## begin

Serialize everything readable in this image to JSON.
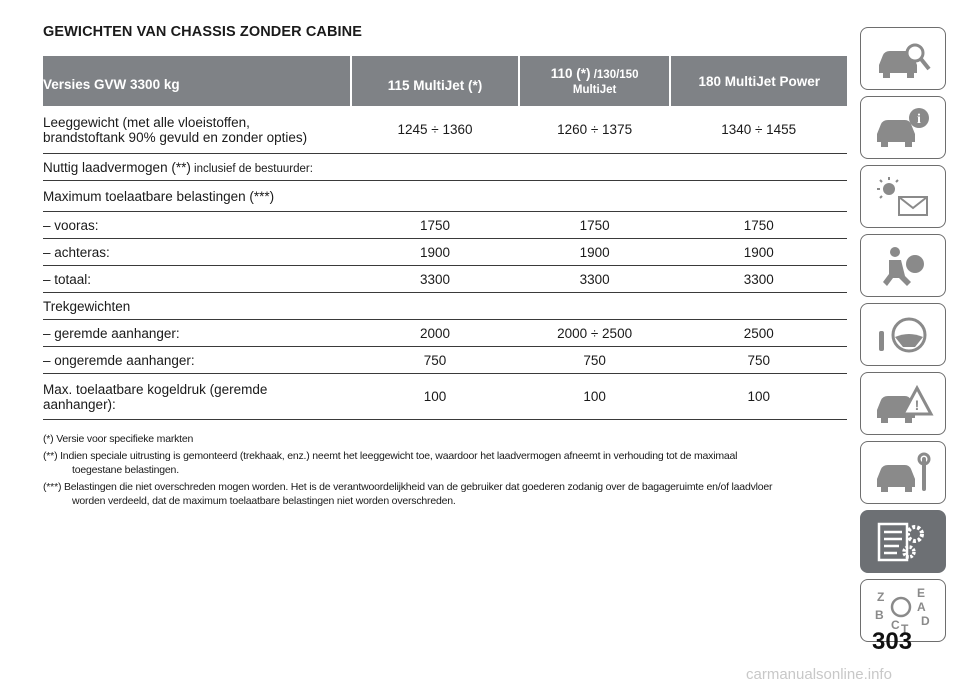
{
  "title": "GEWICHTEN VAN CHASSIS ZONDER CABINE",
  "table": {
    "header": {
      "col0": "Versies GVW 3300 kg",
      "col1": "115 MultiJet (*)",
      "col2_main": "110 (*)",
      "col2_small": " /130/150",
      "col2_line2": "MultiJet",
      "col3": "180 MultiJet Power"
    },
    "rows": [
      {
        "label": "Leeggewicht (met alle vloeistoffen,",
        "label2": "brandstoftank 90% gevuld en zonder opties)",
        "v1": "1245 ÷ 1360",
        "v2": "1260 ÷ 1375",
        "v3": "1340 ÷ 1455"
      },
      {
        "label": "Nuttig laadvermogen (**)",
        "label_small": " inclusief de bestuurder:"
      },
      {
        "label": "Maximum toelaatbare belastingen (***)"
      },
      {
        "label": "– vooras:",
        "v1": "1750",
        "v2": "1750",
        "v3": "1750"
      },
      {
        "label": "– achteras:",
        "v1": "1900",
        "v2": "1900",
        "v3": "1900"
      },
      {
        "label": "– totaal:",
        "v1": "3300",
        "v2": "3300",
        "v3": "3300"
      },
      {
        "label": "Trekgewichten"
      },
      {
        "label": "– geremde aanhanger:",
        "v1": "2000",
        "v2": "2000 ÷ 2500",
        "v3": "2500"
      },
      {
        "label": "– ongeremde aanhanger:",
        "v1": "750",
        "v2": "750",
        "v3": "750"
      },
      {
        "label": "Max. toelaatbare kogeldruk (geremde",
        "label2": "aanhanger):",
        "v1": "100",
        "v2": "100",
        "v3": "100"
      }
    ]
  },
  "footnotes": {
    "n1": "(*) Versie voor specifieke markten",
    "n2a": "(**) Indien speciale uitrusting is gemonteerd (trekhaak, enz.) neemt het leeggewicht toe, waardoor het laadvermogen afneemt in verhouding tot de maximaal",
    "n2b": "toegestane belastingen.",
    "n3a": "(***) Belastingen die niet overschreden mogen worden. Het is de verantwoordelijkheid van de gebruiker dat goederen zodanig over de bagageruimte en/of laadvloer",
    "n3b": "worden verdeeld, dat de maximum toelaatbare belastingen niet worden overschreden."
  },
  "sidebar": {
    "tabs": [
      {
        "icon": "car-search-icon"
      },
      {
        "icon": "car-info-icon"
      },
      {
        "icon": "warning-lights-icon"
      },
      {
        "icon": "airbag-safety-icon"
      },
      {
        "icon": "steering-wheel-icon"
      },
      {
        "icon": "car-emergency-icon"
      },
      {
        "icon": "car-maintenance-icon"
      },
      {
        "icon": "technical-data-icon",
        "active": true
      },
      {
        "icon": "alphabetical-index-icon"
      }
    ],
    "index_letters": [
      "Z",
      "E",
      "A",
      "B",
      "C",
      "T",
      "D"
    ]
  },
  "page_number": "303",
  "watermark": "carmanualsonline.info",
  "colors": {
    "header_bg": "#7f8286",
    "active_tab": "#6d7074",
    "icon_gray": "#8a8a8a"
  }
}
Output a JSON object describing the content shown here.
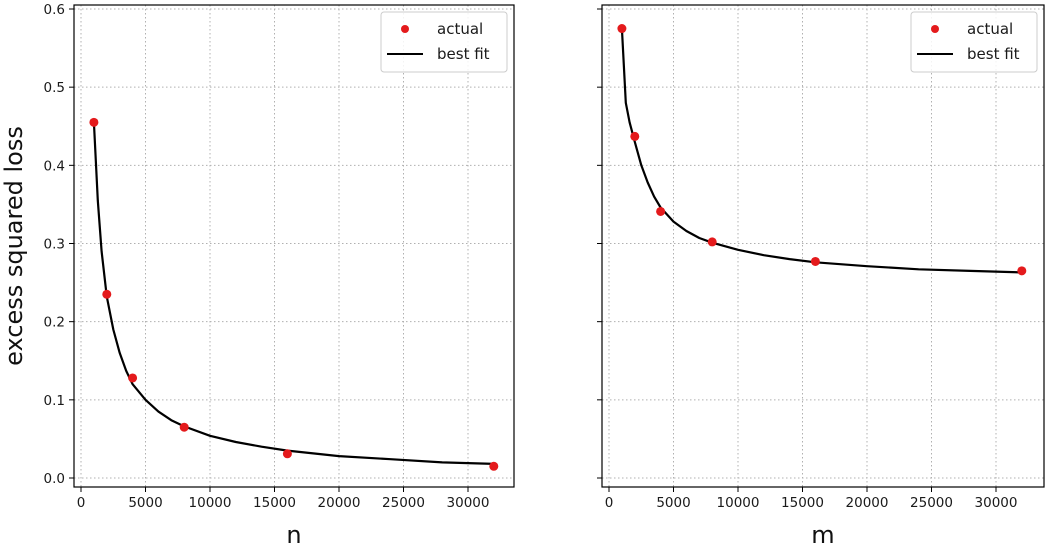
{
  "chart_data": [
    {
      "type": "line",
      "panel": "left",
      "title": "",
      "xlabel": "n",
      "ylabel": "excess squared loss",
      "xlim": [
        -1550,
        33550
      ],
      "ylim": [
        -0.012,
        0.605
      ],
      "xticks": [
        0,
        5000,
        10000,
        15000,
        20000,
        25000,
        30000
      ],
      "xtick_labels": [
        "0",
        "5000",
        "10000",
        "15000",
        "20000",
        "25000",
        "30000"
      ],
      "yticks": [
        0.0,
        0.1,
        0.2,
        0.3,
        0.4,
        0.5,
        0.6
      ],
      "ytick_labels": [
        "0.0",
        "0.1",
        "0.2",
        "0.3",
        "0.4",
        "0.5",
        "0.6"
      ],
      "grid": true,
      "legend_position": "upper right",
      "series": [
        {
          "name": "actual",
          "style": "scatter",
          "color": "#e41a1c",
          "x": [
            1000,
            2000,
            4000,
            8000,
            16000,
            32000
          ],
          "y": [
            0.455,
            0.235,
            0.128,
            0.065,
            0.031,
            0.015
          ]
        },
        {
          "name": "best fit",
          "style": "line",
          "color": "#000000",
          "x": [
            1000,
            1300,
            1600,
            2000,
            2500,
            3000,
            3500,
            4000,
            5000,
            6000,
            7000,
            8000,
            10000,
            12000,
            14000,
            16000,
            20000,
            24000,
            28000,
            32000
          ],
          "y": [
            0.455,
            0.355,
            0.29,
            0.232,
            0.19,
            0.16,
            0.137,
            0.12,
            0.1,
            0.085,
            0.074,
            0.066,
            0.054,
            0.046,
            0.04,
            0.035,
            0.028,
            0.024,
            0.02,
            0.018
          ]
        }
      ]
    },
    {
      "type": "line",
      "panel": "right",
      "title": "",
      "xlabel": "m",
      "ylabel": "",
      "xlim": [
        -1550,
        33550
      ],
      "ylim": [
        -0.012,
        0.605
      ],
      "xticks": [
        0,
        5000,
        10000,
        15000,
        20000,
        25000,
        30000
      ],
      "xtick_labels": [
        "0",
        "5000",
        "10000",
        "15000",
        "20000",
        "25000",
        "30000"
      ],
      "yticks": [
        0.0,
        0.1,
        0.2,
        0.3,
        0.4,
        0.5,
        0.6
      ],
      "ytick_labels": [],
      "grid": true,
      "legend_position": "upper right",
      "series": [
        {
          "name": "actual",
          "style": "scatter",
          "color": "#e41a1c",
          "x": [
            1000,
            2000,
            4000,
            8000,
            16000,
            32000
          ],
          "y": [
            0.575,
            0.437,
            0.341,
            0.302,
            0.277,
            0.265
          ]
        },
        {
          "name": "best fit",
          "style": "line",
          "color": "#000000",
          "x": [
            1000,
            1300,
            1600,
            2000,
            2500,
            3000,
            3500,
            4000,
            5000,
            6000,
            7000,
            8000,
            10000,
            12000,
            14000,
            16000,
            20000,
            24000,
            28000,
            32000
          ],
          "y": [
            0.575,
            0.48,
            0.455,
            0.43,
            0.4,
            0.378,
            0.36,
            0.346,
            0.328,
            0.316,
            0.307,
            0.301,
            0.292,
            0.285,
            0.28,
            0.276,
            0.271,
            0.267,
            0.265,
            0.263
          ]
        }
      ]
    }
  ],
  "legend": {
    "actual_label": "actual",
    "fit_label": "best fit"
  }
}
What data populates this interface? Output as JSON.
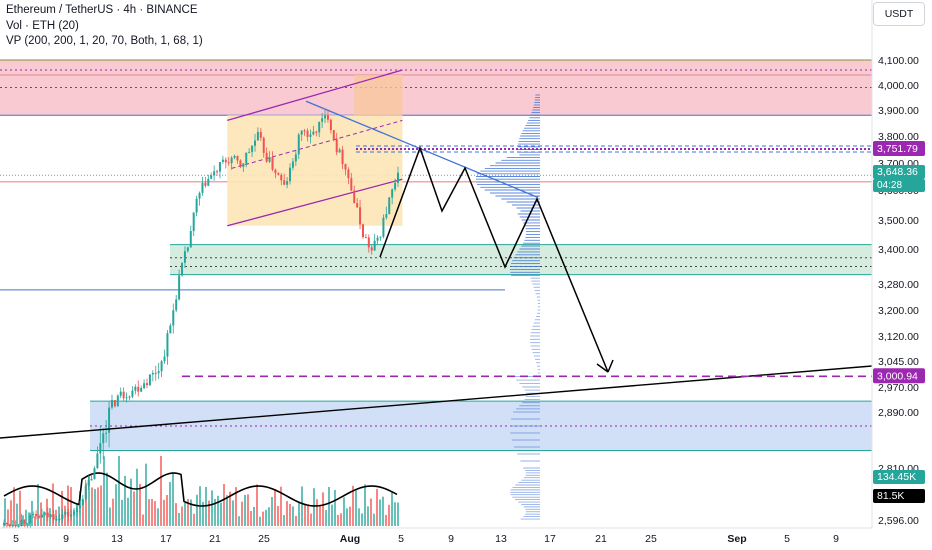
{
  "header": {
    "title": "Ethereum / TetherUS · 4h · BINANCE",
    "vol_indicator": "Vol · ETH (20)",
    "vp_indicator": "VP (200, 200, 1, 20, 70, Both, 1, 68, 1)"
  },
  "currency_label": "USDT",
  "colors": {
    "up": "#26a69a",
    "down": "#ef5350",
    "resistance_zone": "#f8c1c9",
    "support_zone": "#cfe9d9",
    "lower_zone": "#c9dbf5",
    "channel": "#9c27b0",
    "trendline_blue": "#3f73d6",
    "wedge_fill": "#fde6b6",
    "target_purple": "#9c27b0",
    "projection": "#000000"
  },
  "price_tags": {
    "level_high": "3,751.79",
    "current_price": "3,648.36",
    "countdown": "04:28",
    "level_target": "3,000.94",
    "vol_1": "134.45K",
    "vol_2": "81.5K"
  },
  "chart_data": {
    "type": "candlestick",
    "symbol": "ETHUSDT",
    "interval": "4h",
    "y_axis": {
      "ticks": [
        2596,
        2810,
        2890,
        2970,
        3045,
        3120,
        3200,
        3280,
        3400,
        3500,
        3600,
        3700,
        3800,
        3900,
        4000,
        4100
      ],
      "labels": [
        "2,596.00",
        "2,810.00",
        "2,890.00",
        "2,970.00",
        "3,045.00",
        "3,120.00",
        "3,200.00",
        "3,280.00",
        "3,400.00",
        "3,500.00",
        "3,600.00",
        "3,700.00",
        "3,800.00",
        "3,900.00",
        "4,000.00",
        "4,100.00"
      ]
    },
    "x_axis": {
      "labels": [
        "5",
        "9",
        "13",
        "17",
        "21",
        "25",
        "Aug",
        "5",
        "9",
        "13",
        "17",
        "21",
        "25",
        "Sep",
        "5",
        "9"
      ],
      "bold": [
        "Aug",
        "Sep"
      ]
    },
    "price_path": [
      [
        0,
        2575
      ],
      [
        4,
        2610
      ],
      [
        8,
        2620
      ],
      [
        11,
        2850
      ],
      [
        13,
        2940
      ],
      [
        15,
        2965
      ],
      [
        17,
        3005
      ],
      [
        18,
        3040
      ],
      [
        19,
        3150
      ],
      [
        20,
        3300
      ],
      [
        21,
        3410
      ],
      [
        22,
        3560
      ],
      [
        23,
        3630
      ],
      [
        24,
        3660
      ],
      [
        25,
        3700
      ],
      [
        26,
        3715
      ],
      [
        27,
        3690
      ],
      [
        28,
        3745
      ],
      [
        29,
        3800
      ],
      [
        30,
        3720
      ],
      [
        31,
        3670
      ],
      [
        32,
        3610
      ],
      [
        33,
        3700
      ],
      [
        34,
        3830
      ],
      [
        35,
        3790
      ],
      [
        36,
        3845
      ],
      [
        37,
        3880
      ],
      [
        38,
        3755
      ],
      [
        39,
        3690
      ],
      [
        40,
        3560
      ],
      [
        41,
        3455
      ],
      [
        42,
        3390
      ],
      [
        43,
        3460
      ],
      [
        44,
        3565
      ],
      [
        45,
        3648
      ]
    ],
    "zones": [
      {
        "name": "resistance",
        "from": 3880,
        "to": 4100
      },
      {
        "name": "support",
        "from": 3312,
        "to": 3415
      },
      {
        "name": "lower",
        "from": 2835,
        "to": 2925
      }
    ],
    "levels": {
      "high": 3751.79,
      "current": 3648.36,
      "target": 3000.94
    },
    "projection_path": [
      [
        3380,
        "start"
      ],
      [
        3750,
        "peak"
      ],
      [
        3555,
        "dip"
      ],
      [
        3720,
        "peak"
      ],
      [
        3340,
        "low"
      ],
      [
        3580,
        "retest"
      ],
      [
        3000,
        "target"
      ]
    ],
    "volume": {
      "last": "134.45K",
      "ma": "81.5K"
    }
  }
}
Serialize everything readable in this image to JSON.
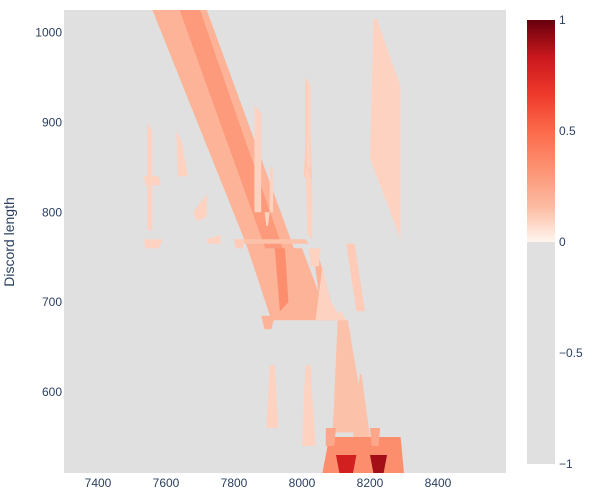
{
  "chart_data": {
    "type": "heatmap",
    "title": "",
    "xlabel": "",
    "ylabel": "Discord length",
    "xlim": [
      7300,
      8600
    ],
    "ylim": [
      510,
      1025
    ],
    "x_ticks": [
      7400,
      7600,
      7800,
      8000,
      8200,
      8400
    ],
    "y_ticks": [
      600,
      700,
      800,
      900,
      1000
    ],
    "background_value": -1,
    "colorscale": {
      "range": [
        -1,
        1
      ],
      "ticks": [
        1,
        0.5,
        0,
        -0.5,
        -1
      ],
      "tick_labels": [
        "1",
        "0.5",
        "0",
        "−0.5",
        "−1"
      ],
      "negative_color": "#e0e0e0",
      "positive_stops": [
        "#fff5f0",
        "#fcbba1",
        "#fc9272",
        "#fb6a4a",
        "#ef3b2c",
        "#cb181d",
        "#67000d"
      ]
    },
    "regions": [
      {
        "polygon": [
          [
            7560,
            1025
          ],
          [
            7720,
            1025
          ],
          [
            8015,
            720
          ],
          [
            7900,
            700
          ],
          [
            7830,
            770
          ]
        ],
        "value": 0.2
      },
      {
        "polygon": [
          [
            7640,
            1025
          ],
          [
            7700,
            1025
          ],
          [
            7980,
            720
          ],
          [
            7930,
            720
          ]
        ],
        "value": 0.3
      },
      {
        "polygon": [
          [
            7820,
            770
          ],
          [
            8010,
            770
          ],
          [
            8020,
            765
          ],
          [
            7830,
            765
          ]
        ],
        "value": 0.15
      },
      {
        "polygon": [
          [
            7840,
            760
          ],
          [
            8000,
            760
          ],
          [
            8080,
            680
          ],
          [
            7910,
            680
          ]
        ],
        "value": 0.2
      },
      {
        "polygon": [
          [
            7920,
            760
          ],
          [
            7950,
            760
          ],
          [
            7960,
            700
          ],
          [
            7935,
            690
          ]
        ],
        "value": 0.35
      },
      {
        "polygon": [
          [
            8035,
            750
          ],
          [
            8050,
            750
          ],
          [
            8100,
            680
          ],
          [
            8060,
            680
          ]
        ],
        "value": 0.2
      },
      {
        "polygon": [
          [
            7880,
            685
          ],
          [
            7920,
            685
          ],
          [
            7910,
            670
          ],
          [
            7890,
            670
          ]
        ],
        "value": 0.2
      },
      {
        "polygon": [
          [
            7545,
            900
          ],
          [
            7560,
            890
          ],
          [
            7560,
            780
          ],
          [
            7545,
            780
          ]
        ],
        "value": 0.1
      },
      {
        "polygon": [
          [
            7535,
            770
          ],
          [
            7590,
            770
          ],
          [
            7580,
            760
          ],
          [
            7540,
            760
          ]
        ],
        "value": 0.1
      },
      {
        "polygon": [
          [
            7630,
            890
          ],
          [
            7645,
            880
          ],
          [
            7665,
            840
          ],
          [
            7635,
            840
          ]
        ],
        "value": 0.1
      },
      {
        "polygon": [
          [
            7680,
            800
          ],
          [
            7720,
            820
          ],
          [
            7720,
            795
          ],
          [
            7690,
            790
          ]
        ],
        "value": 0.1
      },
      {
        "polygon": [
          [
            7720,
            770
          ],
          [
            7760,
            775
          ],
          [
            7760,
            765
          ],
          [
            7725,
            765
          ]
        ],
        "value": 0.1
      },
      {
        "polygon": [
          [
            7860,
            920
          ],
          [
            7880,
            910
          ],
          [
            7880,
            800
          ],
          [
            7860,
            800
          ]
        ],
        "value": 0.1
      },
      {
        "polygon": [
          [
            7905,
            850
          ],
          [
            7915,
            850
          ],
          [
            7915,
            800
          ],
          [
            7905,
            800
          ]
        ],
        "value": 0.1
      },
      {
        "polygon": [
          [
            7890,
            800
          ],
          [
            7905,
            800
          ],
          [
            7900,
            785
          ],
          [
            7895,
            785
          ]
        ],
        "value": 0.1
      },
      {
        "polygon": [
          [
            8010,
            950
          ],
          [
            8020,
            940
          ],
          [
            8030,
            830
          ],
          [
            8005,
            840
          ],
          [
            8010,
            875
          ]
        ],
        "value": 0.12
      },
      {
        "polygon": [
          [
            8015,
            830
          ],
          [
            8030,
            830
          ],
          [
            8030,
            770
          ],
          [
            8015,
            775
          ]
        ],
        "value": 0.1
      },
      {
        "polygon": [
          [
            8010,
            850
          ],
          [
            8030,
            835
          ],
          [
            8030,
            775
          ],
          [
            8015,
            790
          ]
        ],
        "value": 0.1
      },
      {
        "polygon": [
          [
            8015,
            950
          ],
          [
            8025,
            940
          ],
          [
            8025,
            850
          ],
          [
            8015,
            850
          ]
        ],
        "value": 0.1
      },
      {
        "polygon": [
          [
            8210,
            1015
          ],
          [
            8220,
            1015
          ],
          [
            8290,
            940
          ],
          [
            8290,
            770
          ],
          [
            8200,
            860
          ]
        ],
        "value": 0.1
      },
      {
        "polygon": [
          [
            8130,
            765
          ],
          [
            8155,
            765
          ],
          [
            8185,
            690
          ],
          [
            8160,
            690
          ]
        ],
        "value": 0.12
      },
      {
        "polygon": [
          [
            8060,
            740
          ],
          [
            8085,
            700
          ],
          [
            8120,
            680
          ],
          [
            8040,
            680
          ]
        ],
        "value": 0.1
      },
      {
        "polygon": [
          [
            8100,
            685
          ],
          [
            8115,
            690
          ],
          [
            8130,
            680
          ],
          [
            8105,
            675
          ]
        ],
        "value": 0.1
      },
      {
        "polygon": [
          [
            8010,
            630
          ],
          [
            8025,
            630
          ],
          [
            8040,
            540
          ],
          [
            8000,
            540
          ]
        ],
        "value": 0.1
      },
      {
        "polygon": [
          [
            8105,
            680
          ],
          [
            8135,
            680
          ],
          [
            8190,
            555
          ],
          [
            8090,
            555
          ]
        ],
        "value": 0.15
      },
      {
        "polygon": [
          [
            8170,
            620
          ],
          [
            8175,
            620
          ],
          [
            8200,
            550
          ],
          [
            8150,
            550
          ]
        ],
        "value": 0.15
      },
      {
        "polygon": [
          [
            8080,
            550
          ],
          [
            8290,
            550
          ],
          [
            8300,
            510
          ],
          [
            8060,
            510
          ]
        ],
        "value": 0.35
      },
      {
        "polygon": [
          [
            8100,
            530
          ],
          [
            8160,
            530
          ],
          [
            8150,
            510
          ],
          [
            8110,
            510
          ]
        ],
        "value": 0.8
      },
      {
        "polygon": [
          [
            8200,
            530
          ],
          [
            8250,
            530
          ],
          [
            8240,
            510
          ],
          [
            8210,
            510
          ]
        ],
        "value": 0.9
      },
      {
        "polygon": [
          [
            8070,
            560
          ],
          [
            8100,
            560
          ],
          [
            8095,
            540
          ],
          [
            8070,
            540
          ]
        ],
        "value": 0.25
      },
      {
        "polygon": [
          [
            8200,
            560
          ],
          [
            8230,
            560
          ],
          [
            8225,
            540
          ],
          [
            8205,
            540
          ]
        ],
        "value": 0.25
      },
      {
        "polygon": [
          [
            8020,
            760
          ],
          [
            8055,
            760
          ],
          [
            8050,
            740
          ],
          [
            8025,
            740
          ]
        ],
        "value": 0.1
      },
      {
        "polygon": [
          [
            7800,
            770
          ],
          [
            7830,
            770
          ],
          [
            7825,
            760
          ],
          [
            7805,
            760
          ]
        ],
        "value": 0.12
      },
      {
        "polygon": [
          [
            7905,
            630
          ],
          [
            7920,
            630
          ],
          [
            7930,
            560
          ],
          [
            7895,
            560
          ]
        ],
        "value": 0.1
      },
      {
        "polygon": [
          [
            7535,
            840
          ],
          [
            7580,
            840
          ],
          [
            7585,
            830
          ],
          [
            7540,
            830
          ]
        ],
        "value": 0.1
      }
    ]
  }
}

## end

What to do: Report how many lines above hold the string "type", giving nothing but the number.

Answer to this task: 4